## [What the task asks]
Pull out from the material below all lines with "Household".

----

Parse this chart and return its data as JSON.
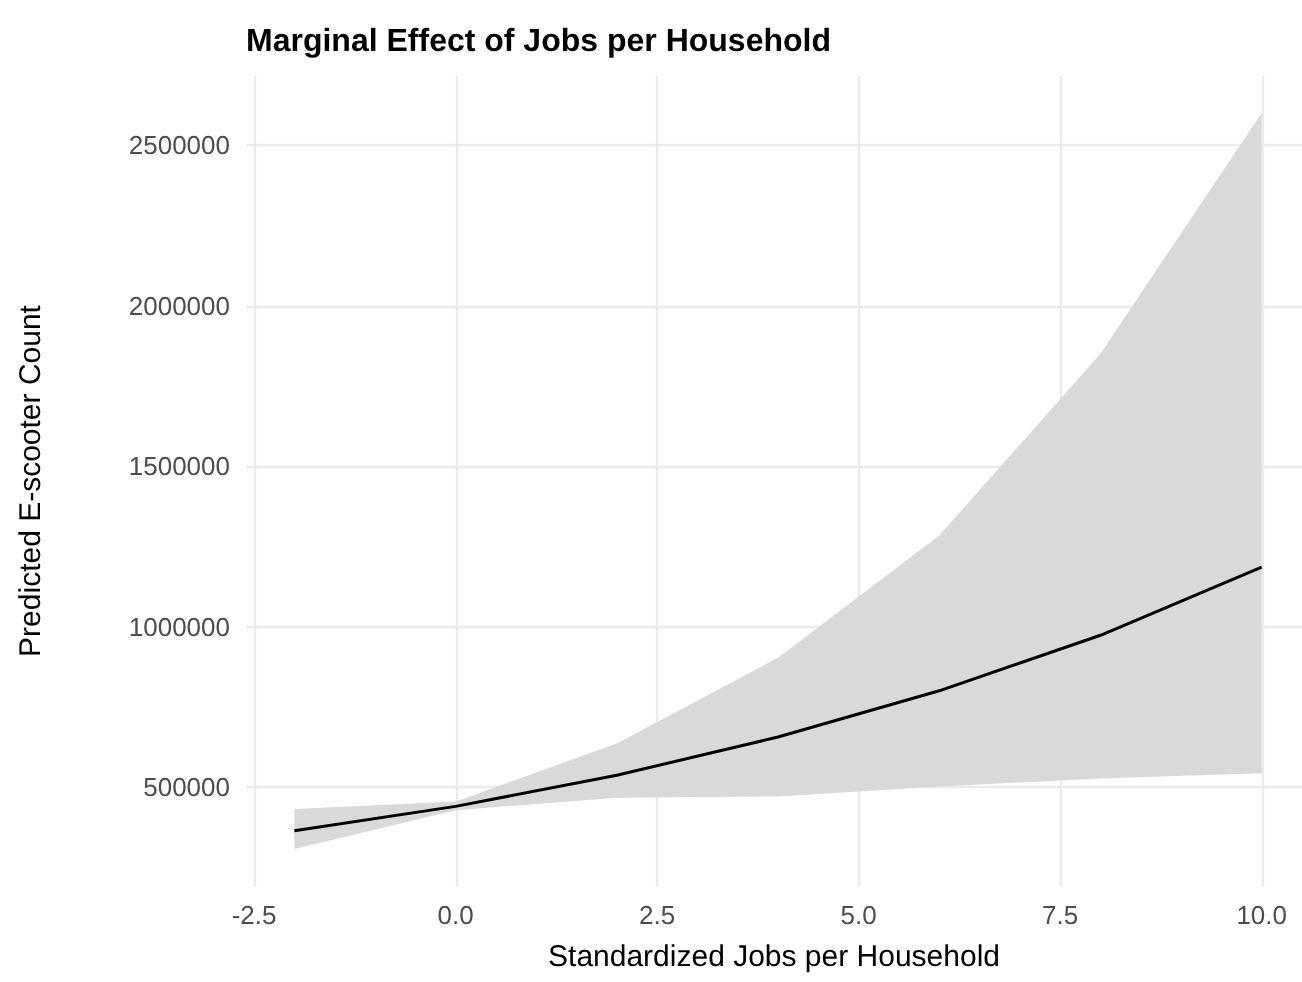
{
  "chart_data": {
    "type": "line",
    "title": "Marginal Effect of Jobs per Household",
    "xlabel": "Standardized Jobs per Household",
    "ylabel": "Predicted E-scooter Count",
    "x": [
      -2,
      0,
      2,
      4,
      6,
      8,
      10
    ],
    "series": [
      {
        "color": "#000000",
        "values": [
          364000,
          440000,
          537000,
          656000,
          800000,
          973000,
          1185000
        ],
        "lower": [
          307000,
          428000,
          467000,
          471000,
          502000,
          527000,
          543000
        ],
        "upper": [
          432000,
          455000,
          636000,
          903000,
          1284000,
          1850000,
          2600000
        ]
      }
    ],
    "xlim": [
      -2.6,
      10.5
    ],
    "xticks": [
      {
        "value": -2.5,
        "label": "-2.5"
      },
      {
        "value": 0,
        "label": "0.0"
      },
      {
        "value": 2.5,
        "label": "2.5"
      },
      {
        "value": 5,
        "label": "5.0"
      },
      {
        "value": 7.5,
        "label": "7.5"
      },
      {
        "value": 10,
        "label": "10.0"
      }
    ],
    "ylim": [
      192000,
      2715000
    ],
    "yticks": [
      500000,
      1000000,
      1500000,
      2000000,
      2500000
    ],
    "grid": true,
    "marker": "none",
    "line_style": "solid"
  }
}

----

## [Result]
    "title": "Marginal Effect of Jobs per Household",
    "xlabel": "Standardized Jobs per Household",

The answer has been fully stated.